■ **WHAT IS ASKED**
Every record below should be printed exactly as given.

[Stored items from a collection]
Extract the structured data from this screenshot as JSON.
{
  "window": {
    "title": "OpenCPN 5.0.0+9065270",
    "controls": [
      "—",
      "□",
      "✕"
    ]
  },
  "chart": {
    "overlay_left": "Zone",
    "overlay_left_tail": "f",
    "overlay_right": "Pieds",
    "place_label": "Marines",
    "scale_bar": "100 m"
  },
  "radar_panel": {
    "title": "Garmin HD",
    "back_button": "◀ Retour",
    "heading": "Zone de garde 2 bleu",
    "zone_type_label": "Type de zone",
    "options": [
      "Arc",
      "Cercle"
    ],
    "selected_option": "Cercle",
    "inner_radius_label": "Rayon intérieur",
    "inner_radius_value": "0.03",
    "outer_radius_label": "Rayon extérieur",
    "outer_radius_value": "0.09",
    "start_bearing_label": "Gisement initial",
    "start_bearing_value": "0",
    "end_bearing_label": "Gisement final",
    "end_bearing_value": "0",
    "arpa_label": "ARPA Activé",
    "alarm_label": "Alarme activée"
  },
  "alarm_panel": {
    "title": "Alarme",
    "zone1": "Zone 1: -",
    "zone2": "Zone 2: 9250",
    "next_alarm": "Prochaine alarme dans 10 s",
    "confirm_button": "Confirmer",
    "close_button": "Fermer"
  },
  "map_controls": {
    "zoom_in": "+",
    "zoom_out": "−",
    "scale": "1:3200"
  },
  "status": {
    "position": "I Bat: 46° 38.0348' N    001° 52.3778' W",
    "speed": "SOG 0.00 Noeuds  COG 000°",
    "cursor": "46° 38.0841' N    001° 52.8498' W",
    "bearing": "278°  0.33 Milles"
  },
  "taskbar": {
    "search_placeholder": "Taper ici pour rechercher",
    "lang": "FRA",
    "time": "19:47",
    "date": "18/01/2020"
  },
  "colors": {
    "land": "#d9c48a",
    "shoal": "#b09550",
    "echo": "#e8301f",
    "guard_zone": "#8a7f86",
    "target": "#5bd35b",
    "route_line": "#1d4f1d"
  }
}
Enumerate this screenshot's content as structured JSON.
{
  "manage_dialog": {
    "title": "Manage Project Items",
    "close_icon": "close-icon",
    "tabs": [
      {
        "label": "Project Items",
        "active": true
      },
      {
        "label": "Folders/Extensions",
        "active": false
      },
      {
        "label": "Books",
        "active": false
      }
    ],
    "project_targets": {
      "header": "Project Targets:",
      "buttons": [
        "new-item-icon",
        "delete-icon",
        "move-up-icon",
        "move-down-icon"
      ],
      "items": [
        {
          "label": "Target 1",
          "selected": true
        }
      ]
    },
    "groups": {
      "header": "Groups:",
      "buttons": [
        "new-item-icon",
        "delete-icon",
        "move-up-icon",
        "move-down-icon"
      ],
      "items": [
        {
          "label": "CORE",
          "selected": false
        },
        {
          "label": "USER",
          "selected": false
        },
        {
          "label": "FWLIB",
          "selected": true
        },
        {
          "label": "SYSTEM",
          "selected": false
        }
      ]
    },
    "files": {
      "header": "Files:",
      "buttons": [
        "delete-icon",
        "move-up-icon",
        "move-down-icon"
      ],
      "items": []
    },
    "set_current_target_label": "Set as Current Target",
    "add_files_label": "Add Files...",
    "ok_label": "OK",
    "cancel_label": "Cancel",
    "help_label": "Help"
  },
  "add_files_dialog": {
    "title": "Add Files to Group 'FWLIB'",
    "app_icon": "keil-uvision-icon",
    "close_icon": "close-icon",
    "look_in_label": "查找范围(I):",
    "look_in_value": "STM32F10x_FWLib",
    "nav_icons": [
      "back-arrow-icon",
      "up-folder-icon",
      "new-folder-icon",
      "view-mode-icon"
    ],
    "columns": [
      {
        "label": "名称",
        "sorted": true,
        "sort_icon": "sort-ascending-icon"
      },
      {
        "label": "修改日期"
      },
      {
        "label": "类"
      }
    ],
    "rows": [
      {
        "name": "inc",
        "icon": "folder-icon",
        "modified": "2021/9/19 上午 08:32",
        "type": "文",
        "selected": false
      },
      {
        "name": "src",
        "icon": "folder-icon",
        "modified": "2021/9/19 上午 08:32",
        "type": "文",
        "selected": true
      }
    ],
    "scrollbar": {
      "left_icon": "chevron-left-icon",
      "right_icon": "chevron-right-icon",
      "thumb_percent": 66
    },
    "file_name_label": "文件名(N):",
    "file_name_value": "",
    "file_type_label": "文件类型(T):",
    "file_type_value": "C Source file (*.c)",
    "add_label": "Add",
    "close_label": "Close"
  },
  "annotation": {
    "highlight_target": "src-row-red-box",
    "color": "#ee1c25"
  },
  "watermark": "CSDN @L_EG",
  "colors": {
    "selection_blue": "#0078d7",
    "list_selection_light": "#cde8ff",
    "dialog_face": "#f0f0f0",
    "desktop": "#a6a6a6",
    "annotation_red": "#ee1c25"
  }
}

■ **FINAL RESULT**
Extract the structured data from this screenshot as JSON.
{
  "window": {
    "title": "OpenCPN 5.0.0+9065270",
    "controls": [
      "—",
      "□",
      "✕"
    ]
  },
  "chart": {
    "overlay_left": "Zone",
    "overlay_left_tail": "f",
    "overlay_right": "Pieds",
    "place_label": "Marines",
    "scale_bar": "100 m"
  },
  "radar_panel": {
    "title": "Garmin HD",
    "back_button": "◀ Retour",
    "heading": "Zone de garde 2 bleu",
    "zone_type_label": "Type de zone",
    "options": [
      "Arc",
      "Cercle"
    ],
    "selected_option": "Cercle",
    "inner_radius_label": "Rayon intérieur",
    "inner_radius_value": "0.03",
    "outer_radius_label": "Rayon extérieur",
    "outer_radius_value": "0.09",
    "start_bearing_label": "Gisement initial",
    "start_bearing_value": "0",
    "end_bearing_label": "Gisement final",
    "end_bearing_value": "0",
    "arpa_label": "ARPA Activé",
    "alarm_label": "Alarme activée"
  },
  "alarm_panel": {
    "title": "Alarme",
    "zone1": "Zone 1: -",
    "zone2": "Zone 2: 9250",
    "next_alarm": "Prochaine alarme dans 10 s",
    "confirm_button": "Confirmer",
    "close_button": "Fermer"
  },
  "map_controls": {
    "zoom_in": "+",
    "zoom_out": "−",
    "scale": "1:3200"
  },
  "status": {
    "position": "I Bat: 46° 38.0348' N    001° 52.3778' W",
    "speed": "SOG 0.00 Noeuds  COG 000°",
    "cursor": "46° 38.0841' N    001° 52.8498' W",
    "bearing": "278°  0.33 Milles"
  },
  "taskbar": {
    "search_placeholder": "Taper ici pour rechercher",
    "lang": "FRA",
    "time": "19:47",
    "date": "18/01/2020"
  },
  "colors": {
    "land": "#d9c48a",
    "shoal": "#b09550",
    "echo": "#e8301f",
    "guard_zone": "#8a7f86",
    "target": "#5bd35b",
    "route_line": "#1d4f1d"
  }
}
Enumerate this screenshot's content as structured JSON.
{
  "manage_dialog": {
    "title": "Manage Project Items",
    "close_icon": "close-icon",
    "tabs": [
      {
        "label": "Project Items",
        "active": true
      },
      {
        "label": "Folders/Extensions",
        "active": false
      },
      {
        "label": "Books",
        "active": false
      }
    ],
    "project_targets": {
      "header": "Project Targets:",
      "buttons": [
        "new-item-icon",
        "delete-icon",
        "move-up-icon",
        "move-down-icon"
      ],
      "items": [
        {
          "label": "Target 1",
          "selected": true
        }
      ]
    },
    "groups": {
      "header": "Groups:",
      "buttons": [
        "new-item-icon",
        "delete-icon",
        "move-up-icon",
        "move-down-icon"
      ],
      "items": [
        {
          "label": "CORE",
          "selected": false
        },
        {
          "label": "USER",
          "selected": false
        },
        {
          "label": "FWLIB",
          "selected": true
        },
        {
          "label": "SYSTEM",
          "selected": false
        }
      ]
    },
    "files": {
      "header": "Files:",
      "buttons": [
        "delete-icon",
        "move-up-icon",
        "move-down-icon"
      ],
      "items": []
    },
    "set_current_target_label": "Set as Current Target",
    "add_files_label": "Add Files...",
    "ok_label": "OK",
    "cancel_label": "Cancel",
    "help_label": "Help"
  },
  "add_files_dialog": {
    "title": "Add Files to Group 'FWLIB'",
    "app_icon": "keil-uvision-icon",
    "close_icon": "close-icon",
    "look_in_label": "查找范围(I):",
    "look_in_value": "STM32F10x_FWLib",
    "nav_icons": [
      "back-arrow-icon",
      "up-folder-icon",
      "new-folder-icon",
      "view-mode-icon"
    ],
    "columns": [
      {
        "label": "名称",
        "sorted": true,
        "sort_icon": "sort-ascending-icon"
      },
      {
        "label": "修改日期"
      },
      {
        "label": "类"
      }
    ],
    "rows": [
      {
        "name": "inc",
        "icon": "folder-icon",
        "modified": "2021/9/19 上午 08:32",
        "type": "文",
        "selected": false
      },
      {
        "name": "src",
        "icon": "folder-icon",
        "modified": "2021/9/19 上午 08:32",
        "type": "文",
        "selected": true
      }
    ],
    "scrollbar": {
      "left_icon": "chevron-left-icon",
      "right_icon": "chevron-right-icon",
      "thumb_percent": 66
    },
    "file_name_label": "文件名(N):",
    "file_name_value": "",
    "file_type_label": "文件类型(T):",
    "file_type_value": "C Source file (*.c)",
    "add_label": "Add",
    "close_label": "Close"
  },
  "annotation": {
    "highlight_target": "src-row-red-box",
    "color": "#ee1c25"
  },
  "watermark": "CSDN @L_EG",
  "colors": {
    "selection_blue": "#0078d7",
    "list_selection_light": "#cde8ff",
    "dialog_face": "#f0f0f0",
    "desktop": "#a6a6a6",
    "annotation_red": "#ee1c25"
  }
}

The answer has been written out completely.